**Requirement**
Print all of the data exactly.

● ● ● ● ● ● ●

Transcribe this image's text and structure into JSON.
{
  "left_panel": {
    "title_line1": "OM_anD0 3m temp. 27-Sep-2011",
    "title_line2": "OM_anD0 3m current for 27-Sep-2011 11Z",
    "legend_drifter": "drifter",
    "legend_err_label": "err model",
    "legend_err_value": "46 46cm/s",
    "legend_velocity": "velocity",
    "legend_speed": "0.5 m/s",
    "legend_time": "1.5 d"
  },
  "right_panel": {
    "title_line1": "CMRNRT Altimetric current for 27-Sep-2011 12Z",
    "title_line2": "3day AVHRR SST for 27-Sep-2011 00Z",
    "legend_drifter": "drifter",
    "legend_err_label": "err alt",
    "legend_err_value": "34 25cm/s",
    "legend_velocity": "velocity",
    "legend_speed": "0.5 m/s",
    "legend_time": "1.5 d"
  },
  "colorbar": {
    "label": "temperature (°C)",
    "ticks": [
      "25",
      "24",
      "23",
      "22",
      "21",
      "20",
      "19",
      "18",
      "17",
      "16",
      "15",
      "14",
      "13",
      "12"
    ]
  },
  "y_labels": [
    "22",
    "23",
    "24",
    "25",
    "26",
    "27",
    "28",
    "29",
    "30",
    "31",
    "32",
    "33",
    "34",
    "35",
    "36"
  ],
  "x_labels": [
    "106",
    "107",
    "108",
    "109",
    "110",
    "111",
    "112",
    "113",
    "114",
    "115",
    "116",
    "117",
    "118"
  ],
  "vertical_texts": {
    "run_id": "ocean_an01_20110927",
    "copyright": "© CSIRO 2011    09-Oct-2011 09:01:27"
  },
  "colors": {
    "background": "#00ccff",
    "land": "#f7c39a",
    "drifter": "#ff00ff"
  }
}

● ● ● ● ● ● ●

**Worked solution**
Transcribe this image's text and structure into JSON.
{
  "left_panel": {
    "title_line1": "OM_anD0 3m temp. 27-Sep-2011",
    "title_line2": "OM_anD0 3m current for 27-Sep-2011 11Z",
    "legend_drifter": "drifter",
    "legend_err_label": "err model",
    "legend_err_value": "46 46cm/s",
    "legend_velocity": "velocity",
    "legend_speed": "0.5 m/s",
    "legend_time": "1.5 d"
  },
  "right_panel": {
    "title_line1": "CMRNRT Altimetric current for 27-Sep-2011 12Z",
    "title_line2": "3day AVHRR SST for 27-Sep-2011 00Z",
    "legend_drifter": "drifter",
    "legend_err_label": "err alt",
    "legend_err_value": "34 25cm/s",
    "legend_velocity": "velocity",
    "legend_speed": "0.5 m/s",
    "legend_time": "1.5 d"
  },
  "colorbar": {
    "label": "temperature (°C)",
    "ticks": [
      "25",
      "24",
      "23",
      "22",
      "21",
      "20",
      "19",
      "18",
      "17",
      "16",
      "15",
      "14",
      "13",
      "12"
    ]
  },
  "y_labels": [
    "22",
    "23",
    "24",
    "25",
    "26",
    "27",
    "28",
    "29",
    "30",
    "31",
    "32",
    "33",
    "34",
    "35",
    "36"
  ],
  "x_labels": [
    "106",
    "107",
    "108",
    "109",
    "110",
    "111",
    "112",
    "113",
    "114",
    "115",
    "116",
    "117",
    "118"
  ],
  "vertical_texts": {
    "run_id": "ocean_an01_20110927",
    "copyright": "© CSIRO 2011    09-Oct-2011 09:01:27"
  },
  "colors": {
    "background": "#00ccff",
    "land": "#f7c39a",
    "drifter": "#ff00ff"
  }
}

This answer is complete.